### What the task asks
Write down each entry again, exactly as it reads.

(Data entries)
⟨

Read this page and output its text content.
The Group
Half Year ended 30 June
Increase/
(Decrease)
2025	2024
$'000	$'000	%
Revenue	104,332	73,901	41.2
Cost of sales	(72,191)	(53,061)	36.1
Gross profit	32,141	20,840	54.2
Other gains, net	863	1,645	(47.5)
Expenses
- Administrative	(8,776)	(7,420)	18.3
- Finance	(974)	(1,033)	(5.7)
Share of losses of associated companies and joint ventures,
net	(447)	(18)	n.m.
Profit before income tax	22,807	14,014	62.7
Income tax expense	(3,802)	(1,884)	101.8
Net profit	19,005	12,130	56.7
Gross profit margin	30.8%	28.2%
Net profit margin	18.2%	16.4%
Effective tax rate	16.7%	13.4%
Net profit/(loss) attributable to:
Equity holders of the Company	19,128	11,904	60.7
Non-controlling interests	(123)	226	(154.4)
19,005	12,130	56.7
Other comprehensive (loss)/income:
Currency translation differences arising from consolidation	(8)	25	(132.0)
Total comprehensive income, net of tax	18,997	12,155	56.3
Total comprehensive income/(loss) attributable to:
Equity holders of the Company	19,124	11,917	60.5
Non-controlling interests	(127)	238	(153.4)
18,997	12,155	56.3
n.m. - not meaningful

⟩

### Correct answer
Read this page and output its text content.
The Group
Half Year ended 30 June
Increase/
(Decrease)
2025	2024
$'000	$'000	%
Revenue	104,332	73,901	41.2
Cost of sales	(72,191)	(53,061)	36.1
Gross profit	32,141	20,840	54.2
Other gains, net	863	1,645	(47.5)
Expenses
- Administrative	(8,776)	(7,420)	18.3
- Finance	(974)	(1,033)	(5.7)
Share of losses of associated companies and joint ventures,
net	(447)	(18)	n.m.
Profit before income tax	22,807	14,014	62.7
Income tax expense	(3,802)	(1,884)	101.8
Net profit	19,005	12,130	56.7
Gross profit margin	30.8%	28.2%
Net profit margin	18.2%	16.4%
Effective tax rate	16.7%	13.4%
Net profit/(loss) attributable to:
Equity holders of the Company	19,128	11,904	60.7
Non-controlling interests	(123)	226	(154.4)
19,005	12,130	56.7
Other comprehensive (loss)/income:
Currency translation differences arising from consolidation	(8)	25	(132.0)
Total comprehensive income, net of tax	18,997	12,155	56.3
Total comprehensive income/(loss) attributable to:
Equity holders of the Company	19,124	11,917	60.5
Non-controlling interests	(127)	238	(153.4)
18,997	12,155	56.3
n.m. - not meaningful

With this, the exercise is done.